[START DATA FOR THIS TASK]

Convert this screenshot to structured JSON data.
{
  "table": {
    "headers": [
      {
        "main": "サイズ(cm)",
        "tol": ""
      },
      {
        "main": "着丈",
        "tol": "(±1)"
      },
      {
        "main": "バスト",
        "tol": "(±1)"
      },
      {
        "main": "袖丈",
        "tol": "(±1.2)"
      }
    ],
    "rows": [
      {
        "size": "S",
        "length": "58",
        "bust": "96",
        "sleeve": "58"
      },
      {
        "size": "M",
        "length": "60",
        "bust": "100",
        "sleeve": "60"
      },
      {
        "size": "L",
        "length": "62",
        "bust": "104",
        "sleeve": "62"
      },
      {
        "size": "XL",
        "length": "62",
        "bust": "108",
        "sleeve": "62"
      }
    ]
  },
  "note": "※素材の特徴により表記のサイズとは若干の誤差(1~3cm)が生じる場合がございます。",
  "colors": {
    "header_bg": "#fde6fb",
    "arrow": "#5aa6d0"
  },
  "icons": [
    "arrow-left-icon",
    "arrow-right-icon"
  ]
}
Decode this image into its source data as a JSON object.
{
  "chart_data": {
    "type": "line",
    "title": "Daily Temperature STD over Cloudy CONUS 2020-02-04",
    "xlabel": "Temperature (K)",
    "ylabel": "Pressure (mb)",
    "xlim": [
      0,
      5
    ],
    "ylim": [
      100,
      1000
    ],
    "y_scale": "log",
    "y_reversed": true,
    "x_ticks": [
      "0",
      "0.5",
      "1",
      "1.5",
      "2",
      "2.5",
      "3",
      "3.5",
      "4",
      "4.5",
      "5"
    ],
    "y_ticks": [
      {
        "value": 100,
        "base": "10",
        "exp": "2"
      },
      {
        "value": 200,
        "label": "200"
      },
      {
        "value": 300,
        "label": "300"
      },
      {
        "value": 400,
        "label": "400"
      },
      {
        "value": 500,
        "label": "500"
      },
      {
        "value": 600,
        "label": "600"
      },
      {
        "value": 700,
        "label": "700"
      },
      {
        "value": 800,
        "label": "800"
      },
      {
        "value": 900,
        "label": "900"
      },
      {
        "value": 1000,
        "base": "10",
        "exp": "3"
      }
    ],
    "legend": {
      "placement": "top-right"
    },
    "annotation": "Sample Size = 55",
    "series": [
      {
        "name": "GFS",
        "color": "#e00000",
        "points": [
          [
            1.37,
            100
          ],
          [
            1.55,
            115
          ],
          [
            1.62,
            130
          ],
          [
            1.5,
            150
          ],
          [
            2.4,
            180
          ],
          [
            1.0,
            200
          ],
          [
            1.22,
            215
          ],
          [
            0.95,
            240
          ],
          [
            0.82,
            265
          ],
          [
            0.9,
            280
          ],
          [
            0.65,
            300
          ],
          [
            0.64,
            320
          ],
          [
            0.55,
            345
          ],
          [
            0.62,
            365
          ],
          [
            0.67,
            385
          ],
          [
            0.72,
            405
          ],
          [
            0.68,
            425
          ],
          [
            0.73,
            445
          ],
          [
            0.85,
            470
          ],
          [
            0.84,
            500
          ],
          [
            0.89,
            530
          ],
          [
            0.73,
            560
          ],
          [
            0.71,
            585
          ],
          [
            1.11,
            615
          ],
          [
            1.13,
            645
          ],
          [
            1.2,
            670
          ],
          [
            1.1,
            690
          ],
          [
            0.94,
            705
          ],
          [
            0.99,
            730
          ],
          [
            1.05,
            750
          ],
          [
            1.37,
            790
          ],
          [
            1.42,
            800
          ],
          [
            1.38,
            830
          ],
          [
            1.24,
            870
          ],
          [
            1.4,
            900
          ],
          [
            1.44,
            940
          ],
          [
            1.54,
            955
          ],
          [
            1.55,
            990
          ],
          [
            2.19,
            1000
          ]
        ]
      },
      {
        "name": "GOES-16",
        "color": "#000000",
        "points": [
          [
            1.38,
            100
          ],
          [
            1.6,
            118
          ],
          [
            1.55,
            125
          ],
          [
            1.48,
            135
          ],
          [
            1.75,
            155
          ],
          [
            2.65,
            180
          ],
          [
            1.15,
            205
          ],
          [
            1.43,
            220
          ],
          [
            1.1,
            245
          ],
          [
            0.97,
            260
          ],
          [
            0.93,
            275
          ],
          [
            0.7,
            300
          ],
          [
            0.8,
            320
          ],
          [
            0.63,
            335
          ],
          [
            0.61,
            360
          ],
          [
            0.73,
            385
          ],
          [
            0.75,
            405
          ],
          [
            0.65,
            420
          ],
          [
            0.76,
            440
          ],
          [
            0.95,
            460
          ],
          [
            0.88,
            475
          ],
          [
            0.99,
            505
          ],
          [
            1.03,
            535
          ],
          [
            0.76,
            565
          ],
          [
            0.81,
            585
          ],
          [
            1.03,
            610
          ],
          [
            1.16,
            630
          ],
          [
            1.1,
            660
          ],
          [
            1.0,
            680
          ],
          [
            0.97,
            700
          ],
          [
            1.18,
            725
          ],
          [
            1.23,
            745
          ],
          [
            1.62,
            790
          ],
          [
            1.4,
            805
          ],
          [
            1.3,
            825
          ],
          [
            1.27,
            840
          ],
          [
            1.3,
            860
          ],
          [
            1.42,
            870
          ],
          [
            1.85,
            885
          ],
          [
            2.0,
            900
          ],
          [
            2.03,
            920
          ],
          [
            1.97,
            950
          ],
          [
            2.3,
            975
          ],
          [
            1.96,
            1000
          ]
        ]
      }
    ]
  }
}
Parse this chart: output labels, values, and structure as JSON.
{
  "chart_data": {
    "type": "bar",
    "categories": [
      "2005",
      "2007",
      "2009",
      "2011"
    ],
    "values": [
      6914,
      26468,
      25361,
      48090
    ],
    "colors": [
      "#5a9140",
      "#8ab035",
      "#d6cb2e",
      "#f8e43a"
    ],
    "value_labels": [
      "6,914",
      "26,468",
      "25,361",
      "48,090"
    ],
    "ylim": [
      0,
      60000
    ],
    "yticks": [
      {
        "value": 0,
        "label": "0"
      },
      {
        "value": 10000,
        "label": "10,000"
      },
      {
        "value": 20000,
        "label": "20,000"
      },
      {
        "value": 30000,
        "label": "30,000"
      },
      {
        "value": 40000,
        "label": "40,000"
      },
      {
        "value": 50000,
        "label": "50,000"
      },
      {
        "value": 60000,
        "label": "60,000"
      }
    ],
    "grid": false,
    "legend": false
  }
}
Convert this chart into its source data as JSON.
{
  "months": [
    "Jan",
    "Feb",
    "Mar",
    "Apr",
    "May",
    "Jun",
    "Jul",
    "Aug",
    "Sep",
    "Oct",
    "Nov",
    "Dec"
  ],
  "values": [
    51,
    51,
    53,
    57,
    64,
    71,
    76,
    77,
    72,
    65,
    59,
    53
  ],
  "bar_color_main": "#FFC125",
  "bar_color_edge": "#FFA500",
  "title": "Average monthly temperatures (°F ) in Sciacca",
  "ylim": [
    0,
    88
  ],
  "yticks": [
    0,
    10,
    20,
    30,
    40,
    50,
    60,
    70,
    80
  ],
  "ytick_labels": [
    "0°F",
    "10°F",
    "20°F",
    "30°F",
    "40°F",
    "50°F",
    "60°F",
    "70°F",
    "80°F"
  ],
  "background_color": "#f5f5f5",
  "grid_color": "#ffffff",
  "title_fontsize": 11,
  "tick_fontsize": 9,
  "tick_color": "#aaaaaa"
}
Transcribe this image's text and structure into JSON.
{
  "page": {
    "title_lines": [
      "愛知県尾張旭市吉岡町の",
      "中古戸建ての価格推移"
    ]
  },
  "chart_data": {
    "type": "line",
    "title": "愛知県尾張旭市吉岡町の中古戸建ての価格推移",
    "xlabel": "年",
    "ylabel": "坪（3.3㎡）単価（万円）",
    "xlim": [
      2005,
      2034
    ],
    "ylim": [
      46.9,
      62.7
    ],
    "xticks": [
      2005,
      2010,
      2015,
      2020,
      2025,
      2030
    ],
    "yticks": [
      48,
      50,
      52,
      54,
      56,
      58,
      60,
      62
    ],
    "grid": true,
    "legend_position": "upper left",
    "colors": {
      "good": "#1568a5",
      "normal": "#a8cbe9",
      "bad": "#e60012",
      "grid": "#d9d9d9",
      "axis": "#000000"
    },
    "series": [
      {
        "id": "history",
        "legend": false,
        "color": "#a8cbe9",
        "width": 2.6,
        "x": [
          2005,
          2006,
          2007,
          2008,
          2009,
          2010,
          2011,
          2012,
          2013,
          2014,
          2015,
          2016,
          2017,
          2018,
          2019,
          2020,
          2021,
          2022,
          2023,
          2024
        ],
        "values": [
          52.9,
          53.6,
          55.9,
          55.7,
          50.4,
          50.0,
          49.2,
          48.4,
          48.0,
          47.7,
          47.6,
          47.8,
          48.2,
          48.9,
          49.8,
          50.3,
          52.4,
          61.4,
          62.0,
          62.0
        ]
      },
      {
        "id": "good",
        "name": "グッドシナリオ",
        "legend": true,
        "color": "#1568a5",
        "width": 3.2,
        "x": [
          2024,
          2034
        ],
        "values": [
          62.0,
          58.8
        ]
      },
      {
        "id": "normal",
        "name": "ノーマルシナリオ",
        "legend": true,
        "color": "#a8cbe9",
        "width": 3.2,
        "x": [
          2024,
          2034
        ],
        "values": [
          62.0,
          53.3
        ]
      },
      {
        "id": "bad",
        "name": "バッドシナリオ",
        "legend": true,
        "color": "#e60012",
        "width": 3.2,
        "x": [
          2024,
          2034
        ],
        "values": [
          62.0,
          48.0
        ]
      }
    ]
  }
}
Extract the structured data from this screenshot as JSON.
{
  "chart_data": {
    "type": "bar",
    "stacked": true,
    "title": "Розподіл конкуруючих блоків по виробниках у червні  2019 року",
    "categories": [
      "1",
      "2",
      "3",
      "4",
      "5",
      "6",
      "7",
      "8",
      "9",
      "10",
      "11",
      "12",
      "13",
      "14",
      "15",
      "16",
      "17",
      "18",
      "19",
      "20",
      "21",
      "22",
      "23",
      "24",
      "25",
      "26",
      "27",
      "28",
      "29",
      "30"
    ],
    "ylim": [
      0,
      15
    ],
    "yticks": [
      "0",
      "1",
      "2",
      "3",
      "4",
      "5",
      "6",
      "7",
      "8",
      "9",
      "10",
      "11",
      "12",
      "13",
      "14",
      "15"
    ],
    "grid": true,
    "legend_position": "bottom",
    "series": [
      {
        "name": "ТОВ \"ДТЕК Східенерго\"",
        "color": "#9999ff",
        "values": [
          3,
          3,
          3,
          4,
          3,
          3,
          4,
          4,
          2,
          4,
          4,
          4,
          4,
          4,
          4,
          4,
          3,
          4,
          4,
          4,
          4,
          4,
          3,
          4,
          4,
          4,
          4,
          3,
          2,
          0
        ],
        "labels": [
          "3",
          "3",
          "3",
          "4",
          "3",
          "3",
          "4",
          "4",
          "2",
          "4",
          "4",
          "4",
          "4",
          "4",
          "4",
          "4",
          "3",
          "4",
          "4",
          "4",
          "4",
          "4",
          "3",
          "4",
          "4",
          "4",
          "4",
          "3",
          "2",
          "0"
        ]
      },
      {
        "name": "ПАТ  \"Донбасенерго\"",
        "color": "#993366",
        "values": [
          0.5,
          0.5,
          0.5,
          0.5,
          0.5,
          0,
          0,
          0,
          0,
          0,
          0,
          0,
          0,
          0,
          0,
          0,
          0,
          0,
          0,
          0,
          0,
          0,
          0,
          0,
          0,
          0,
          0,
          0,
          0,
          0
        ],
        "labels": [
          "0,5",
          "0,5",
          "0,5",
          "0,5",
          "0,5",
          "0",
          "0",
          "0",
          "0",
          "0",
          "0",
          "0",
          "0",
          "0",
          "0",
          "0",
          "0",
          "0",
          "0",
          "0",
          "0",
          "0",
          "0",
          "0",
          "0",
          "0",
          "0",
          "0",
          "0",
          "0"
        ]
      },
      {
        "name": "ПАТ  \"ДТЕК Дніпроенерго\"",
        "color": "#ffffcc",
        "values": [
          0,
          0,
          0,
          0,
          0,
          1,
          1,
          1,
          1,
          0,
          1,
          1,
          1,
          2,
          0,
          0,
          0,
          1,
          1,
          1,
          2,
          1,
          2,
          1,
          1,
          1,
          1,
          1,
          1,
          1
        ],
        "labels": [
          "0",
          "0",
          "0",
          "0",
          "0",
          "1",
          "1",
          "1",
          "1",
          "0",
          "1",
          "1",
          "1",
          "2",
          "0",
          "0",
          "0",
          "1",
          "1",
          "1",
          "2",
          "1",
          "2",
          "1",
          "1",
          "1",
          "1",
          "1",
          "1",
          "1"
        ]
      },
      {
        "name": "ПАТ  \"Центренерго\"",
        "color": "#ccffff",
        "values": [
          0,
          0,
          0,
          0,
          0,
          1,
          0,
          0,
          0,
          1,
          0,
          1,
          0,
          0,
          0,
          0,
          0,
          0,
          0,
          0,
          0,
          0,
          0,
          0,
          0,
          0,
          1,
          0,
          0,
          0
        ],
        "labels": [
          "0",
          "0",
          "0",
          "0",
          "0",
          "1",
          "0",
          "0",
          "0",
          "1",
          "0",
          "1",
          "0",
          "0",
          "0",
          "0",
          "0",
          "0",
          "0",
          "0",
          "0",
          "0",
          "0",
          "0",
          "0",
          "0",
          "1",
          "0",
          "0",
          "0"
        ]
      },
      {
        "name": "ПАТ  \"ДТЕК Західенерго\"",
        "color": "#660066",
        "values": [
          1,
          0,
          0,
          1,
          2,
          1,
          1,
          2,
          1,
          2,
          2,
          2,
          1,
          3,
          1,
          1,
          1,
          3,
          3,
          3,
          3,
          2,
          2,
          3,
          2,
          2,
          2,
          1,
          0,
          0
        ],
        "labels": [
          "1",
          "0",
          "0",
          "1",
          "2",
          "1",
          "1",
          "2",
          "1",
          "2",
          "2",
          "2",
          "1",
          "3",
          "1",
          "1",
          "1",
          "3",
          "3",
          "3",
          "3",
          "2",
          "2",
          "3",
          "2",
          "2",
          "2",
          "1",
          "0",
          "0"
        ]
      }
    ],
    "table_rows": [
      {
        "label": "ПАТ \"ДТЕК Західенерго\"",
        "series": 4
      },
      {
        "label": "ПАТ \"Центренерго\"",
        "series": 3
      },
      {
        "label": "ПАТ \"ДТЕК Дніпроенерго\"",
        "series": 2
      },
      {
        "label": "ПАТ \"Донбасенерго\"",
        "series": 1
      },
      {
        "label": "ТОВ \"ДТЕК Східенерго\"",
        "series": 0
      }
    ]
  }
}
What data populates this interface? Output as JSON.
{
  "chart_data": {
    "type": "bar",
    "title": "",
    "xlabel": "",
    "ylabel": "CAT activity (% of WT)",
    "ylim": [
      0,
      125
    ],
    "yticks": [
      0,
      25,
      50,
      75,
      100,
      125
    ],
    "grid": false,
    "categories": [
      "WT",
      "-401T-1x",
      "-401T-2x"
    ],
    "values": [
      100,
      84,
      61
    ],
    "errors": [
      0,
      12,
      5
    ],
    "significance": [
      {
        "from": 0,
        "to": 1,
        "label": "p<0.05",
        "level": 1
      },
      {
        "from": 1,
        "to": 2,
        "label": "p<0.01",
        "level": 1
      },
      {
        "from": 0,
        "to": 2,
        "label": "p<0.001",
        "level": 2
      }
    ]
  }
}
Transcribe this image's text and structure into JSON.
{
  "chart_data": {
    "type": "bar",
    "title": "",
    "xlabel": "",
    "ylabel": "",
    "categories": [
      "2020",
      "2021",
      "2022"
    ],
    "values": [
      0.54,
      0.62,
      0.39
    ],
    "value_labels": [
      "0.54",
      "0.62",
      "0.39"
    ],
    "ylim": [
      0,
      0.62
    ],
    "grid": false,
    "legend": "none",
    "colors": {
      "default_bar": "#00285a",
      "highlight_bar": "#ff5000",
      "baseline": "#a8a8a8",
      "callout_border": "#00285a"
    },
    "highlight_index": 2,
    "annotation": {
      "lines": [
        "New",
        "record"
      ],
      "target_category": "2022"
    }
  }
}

[END DATA FOR THIS TASK]

In the entries above, find each line with the word "source" and show it.

- _THE REPLY_
Decode this image into its source data as a JSON object.
Convert this chart into its source data as JSON.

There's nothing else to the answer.